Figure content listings
<<<<
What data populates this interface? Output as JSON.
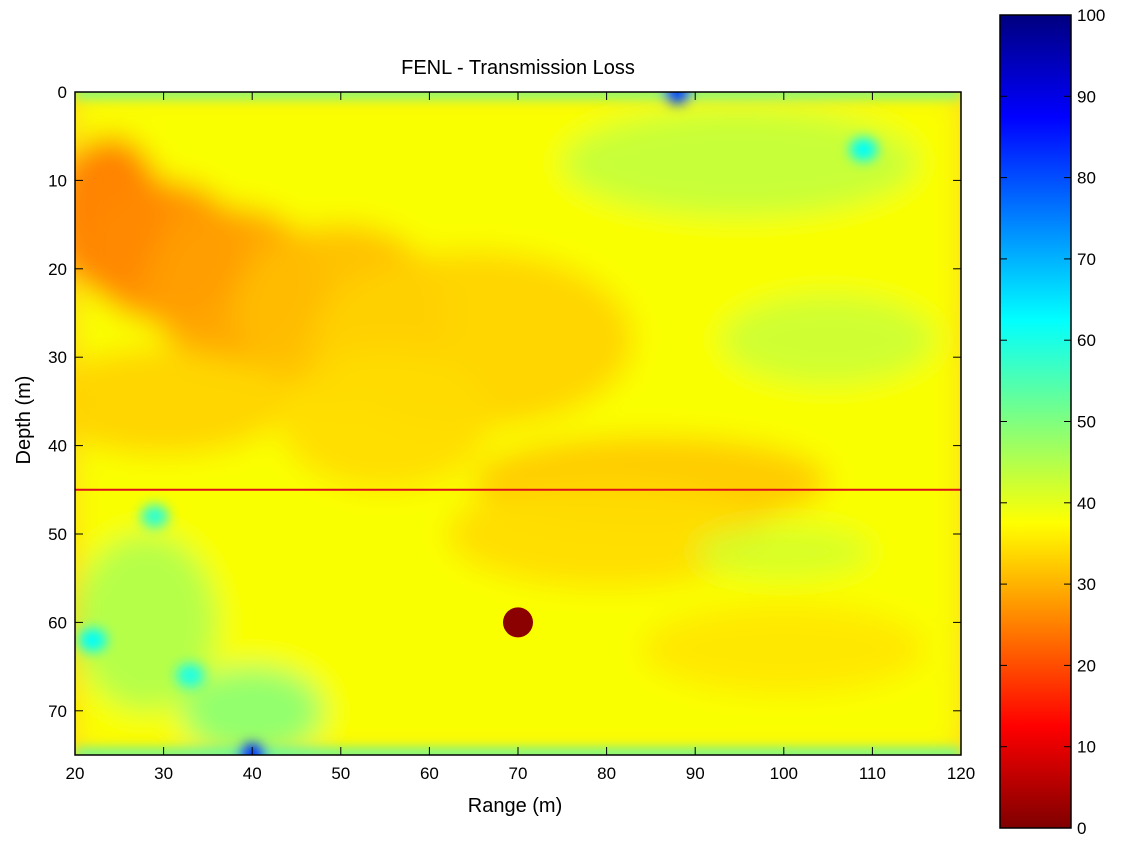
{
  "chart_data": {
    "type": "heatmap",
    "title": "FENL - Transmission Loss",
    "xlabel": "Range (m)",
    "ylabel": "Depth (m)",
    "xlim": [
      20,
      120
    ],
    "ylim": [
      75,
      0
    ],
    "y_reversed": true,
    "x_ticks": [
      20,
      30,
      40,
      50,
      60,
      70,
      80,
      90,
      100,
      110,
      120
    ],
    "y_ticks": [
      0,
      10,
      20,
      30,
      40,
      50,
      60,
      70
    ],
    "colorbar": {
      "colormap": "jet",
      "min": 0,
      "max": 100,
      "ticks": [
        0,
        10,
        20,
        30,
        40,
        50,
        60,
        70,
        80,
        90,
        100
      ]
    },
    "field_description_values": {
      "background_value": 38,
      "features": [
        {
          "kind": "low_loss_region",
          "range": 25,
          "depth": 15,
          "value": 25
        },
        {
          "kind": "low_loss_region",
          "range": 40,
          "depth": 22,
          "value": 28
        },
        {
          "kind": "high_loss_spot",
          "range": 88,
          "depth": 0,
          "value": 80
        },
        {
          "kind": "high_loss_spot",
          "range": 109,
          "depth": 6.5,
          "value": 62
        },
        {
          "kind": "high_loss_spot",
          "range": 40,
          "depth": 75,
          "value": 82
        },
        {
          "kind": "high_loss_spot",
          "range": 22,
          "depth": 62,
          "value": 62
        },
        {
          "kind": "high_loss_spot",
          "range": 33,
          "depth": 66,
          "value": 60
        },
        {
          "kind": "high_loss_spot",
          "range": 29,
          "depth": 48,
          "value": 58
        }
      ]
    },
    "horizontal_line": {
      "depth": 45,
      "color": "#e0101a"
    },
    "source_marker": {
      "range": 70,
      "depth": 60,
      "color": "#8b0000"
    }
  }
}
>>>>
Aim of the task — Without the pictures, copy the material exactly as given.

Solution for this problem —
What data populates this interface? Output as JSON.
{
  "chart_data": {
    "type": "heatmap",
    "title": "FENL - Transmission Loss",
    "xlabel": "Range (m)",
    "ylabel": "Depth (m)",
    "xlim": [
      20,
      120
    ],
    "ylim": [
      75,
      0
    ],
    "y_reversed": true,
    "x_ticks": [
      20,
      30,
      40,
      50,
      60,
      70,
      80,
      90,
      100,
      110,
      120
    ],
    "y_ticks": [
      0,
      10,
      20,
      30,
      40,
      50,
      60,
      70
    ],
    "colorbar": {
      "colormap": "jet",
      "min": 0,
      "max": 100,
      "ticks": [
        0,
        10,
        20,
        30,
        40,
        50,
        60,
        70,
        80,
        90,
        100
      ]
    },
    "field_description_values": {
      "background_value": 38,
      "features": [
        {
          "kind": "low_loss_region",
          "range": 25,
          "depth": 15,
          "value": 25
        },
        {
          "kind": "low_loss_region",
          "range": 40,
          "depth": 22,
          "value": 28
        },
        {
          "kind": "high_loss_spot",
          "range": 88,
          "depth": 0,
          "value": 80
        },
        {
          "kind": "high_loss_spot",
          "range": 109,
          "depth": 6.5,
          "value": 62
        },
        {
          "kind": "high_loss_spot",
          "range": 40,
          "depth": 75,
          "value": 82
        },
        {
          "kind": "high_loss_spot",
          "range": 22,
          "depth": 62,
          "value": 62
        },
        {
          "kind": "high_loss_spot",
          "range": 33,
          "depth": 66,
          "value": 60
        },
        {
          "kind": "high_loss_spot",
          "range": 29,
          "depth": 48,
          "value": 58
        }
      ]
    },
    "horizontal_line": {
      "depth": 45,
      "color": "#e0101a"
    },
    "source_marker": {
      "range": 70,
      "depth": 60,
      "color": "#8b0000"
    }
  }
}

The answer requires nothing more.